▶ ACTIVITY
Would you restate all of the entries verbatim, minus any images?

▶ DATA RECORDS
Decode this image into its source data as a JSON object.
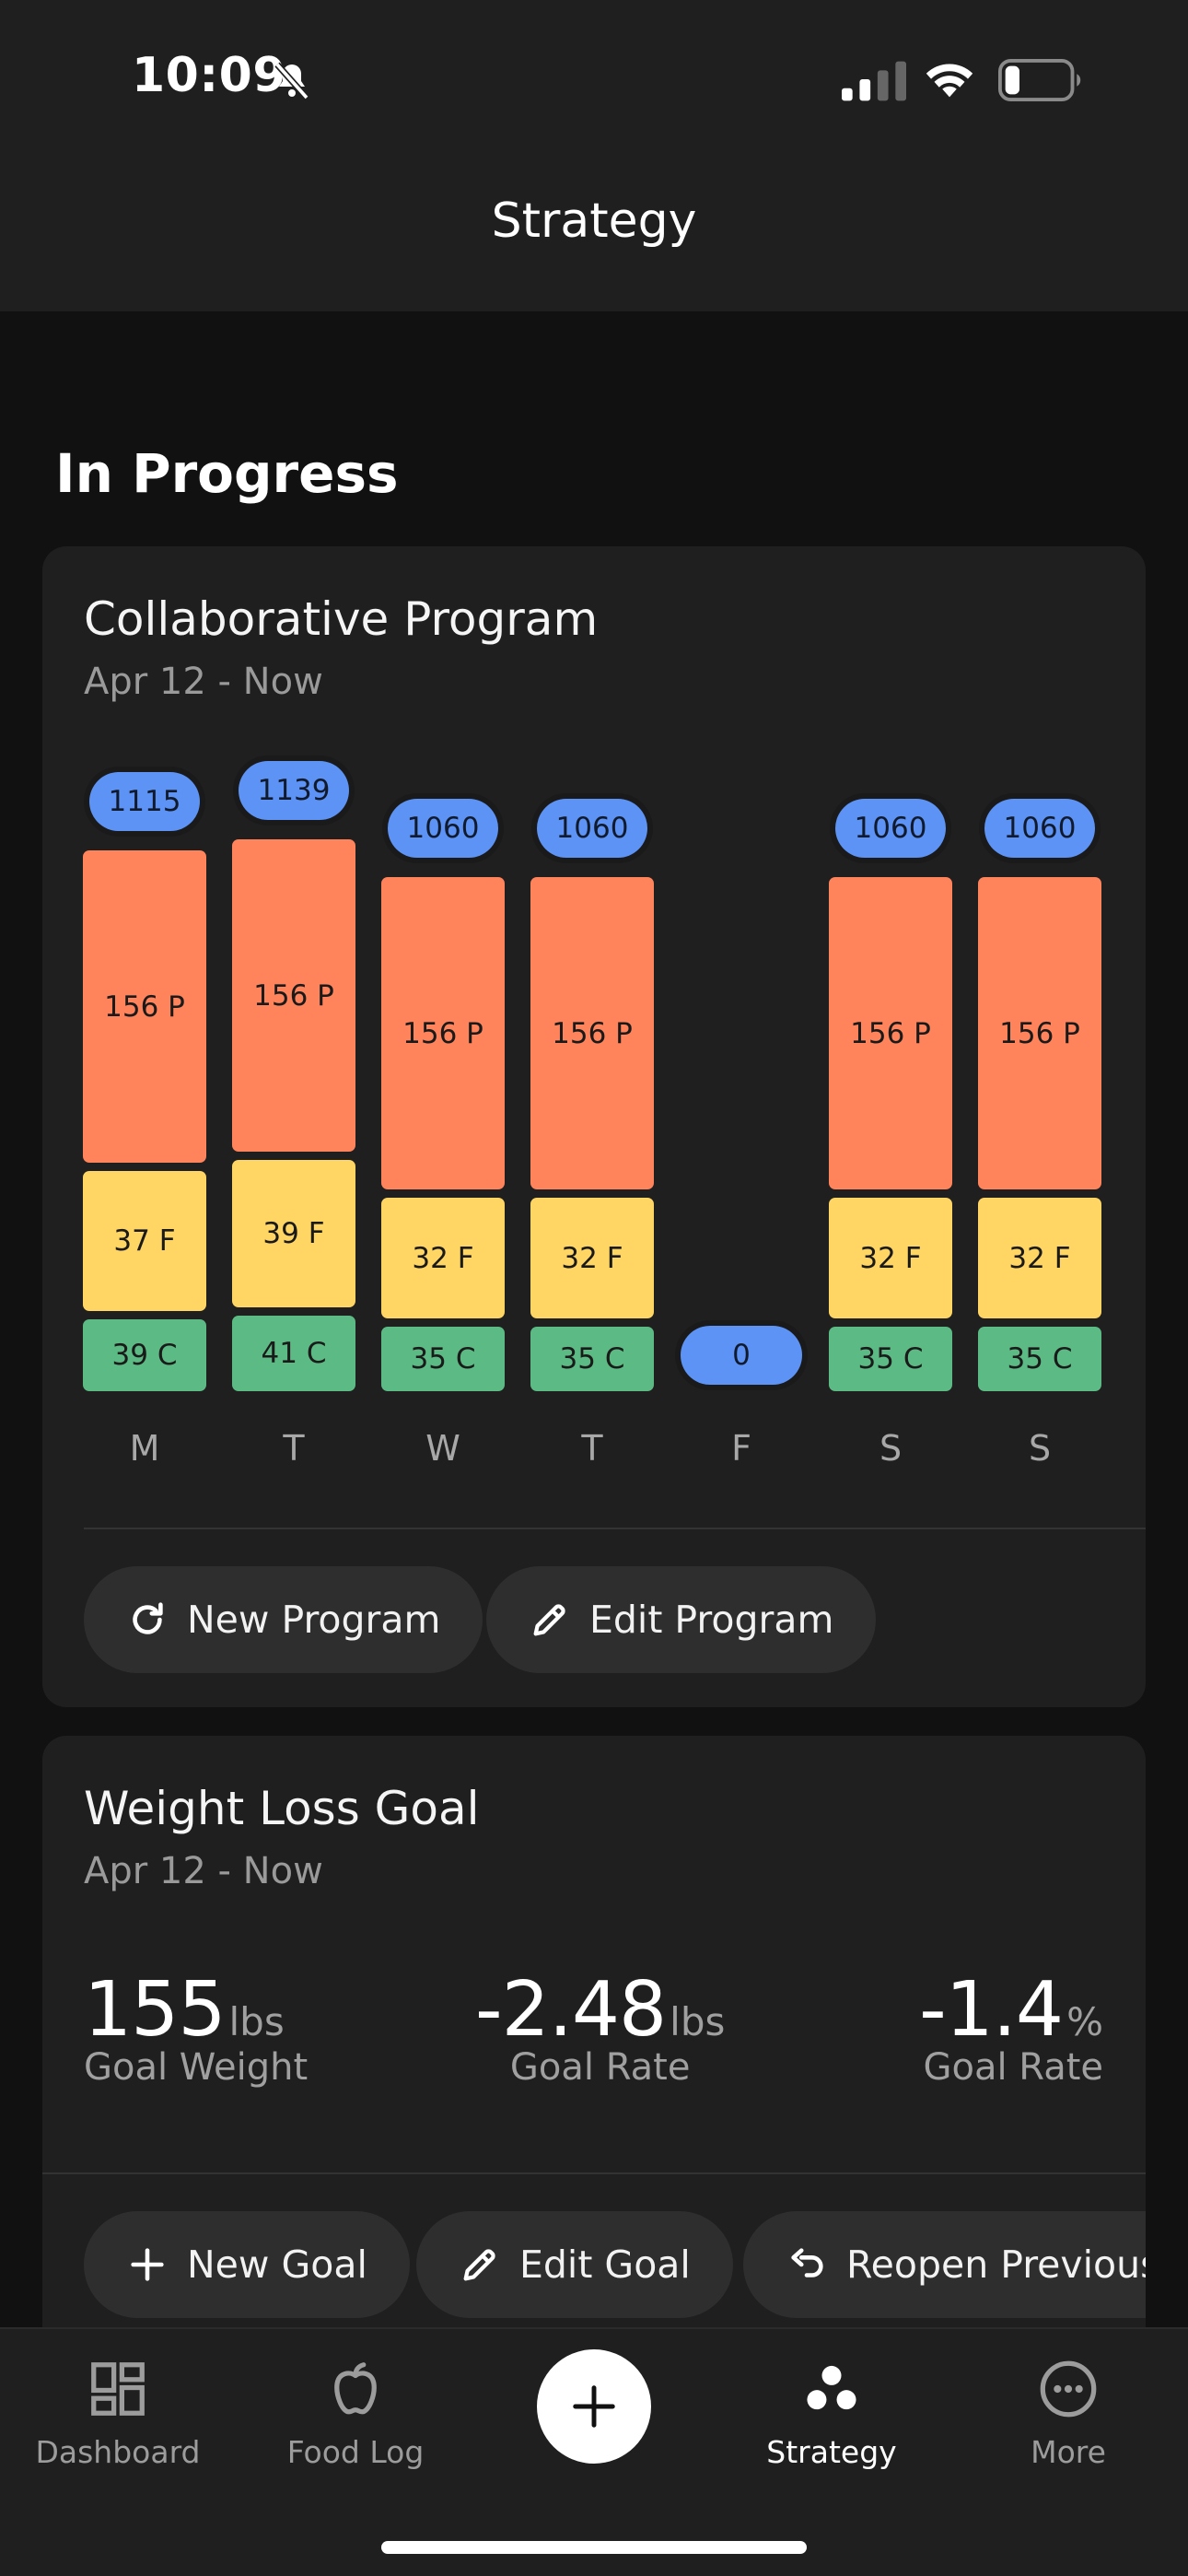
{
  "status_bar": {
    "time": "10:09"
  },
  "header": {
    "title": "Strategy"
  },
  "section": {
    "title": "In Progress"
  },
  "program_card": {
    "title": "Collaborative Program",
    "date_range": "Apr 12 - Now",
    "days": [
      {
        "day": "M",
        "total": "1115",
        "protein": "156 P",
        "fat": "37 F",
        "carbs": "39 C"
      },
      {
        "day": "T",
        "total": "1139",
        "protein": "156 P",
        "fat": "39 F",
        "carbs": "41 C"
      },
      {
        "day": "W",
        "total": "1060",
        "protein": "156 P",
        "fat": "32 F",
        "carbs": "35 C"
      },
      {
        "day": "T",
        "total": "1060",
        "protein": "156 P",
        "fat": "32 F",
        "carbs": "35 C"
      },
      {
        "day": "F",
        "total": "0",
        "protein": "",
        "fat": "",
        "carbs": ""
      },
      {
        "day": "S",
        "total": "1060",
        "protein": "156 P",
        "fat": "32 F",
        "carbs": "35 C"
      },
      {
        "day": "S",
        "total": "1060",
        "protein": "156 P",
        "fat": "32 F",
        "carbs": "35 C"
      }
    ],
    "buttons": {
      "new_program": "New Program",
      "edit_program": "Edit Program"
    }
  },
  "chart_data": {
    "type": "bar",
    "categories": [
      "M",
      "T",
      "W",
      "T",
      "F",
      "S",
      "S"
    ],
    "totals": [
      1115,
      1139,
      1060,
      1060,
      0,
      1060,
      1060
    ],
    "series": [
      {
        "name": "P",
        "values": [
          156,
          156,
          156,
          156,
          0,
          156,
          156
        ]
      },
      {
        "name": "F",
        "values": [
          37,
          39,
          32,
          32,
          0,
          32,
          32
        ]
      },
      {
        "name": "C",
        "values": [
          39,
          41,
          35,
          35,
          0,
          35,
          35
        ]
      }
    ],
    "colors": {
      "P": "#ff835b",
      "F": "#ffd563",
      "C": "#5cbb84",
      "total": "#5c93f5"
    }
  },
  "goal_card": {
    "title": "Weight Loss Goal",
    "date_range": "Apr 12 - Now",
    "stats": [
      {
        "value": "155",
        "unit": "lbs",
        "label": "Goal Weight"
      },
      {
        "value": "-2.48",
        "unit": "lbs",
        "label": "Goal Rate"
      },
      {
        "value": "-1.4",
        "unit": "%",
        "label": "Goal Rate"
      }
    ],
    "buttons": {
      "new_goal": "New Goal",
      "edit_goal": "Edit Goal",
      "reopen_previous": "Reopen Previous"
    }
  },
  "nav": {
    "items": [
      {
        "label": "Dashboard",
        "icon": "dashboard-icon"
      },
      {
        "label": "Food Log",
        "icon": "apple-icon"
      },
      {
        "label": "Strategy",
        "icon": "strategy-icon"
      },
      {
        "label": "More",
        "icon": "more-icon"
      }
    ],
    "add_icon": "plus-icon"
  }
}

▶ WRITTEN SOLUTION
Decode this image into its source data as a JSON object.
{
  "status_bar": {
    "time": "10:09"
  },
  "header": {
    "title": "Strategy"
  },
  "section": {
    "title": "In Progress"
  },
  "program_card": {
    "title": "Collaborative Program",
    "date_range": "Apr 12 - Now",
    "days": [
      {
        "day": "M",
        "total": "1115",
        "protein": "156 P",
        "fat": "37 F",
        "carbs": "39 C"
      },
      {
        "day": "T",
        "total": "1139",
        "protein": "156 P",
        "fat": "39 F",
        "carbs": "41 C"
      },
      {
        "day": "W",
        "total": "1060",
        "protein": "156 P",
        "fat": "32 F",
        "carbs": "35 C"
      },
      {
        "day": "T",
        "total": "1060",
        "protein": "156 P",
        "fat": "32 F",
        "carbs": "35 C"
      },
      {
        "day": "F",
        "total": "0",
        "protein": "",
        "fat": "",
        "carbs": ""
      },
      {
        "day": "S",
        "total": "1060",
        "protein": "156 P",
        "fat": "32 F",
        "carbs": "35 C"
      },
      {
        "day": "S",
        "total": "1060",
        "protein": "156 P",
        "fat": "32 F",
        "carbs": "35 C"
      }
    ],
    "buttons": {
      "new_program": "New Program",
      "edit_program": "Edit Program"
    }
  },
  "chart_data": {
    "type": "bar",
    "categories": [
      "M",
      "T",
      "W",
      "T",
      "F",
      "S",
      "S"
    ],
    "totals": [
      1115,
      1139,
      1060,
      1060,
      0,
      1060,
      1060
    ],
    "series": [
      {
        "name": "P",
        "values": [
          156,
          156,
          156,
          156,
          0,
          156,
          156
        ]
      },
      {
        "name": "F",
        "values": [
          37,
          39,
          32,
          32,
          0,
          32,
          32
        ]
      },
      {
        "name": "C",
        "values": [
          39,
          41,
          35,
          35,
          0,
          35,
          35
        ]
      }
    ],
    "colors": {
      "P": "#ff835b",
      "F": "#ffd563",
      "C": "#5cbb84",
      "total": "#5c93f5"
    }
  },
  "goal_card": {
    "title": "Weight Loss Goal",
    "date_range": "Apr 12 - Now",
    "stats": [
      {
        "value": "155",
        "unit": "lbs",
        "label": "Goal Weight"
      },
      {
        "value": "-2.48",
        "unit": "lbs",
        "label": "Goal Rate"
      },
      {
        "value": "-1.4",
        "unit": "%",
        "label": "Goal Rate"
      }
    ],
    "buttons": {
      "new_goal": "New Goal",
      "edit_goal": "Edit Goal",
      "reopen_previous": "Reopen Previous"
    }
  },
  "nav": {
    "items": [
      {
        "label": "Dashboard",
        "icon": "dashboard-icon"
      },
      {
        "label": "Food Log",
        "icon": "apple-icon"
      },
      {
        "label": "Strategy",
        "icon": "strategy-icon"
      },
      {
        "label": "More",
        "icon": "more-icon"
      }
    ],
    "add_icon": "plus-icon"
  }
}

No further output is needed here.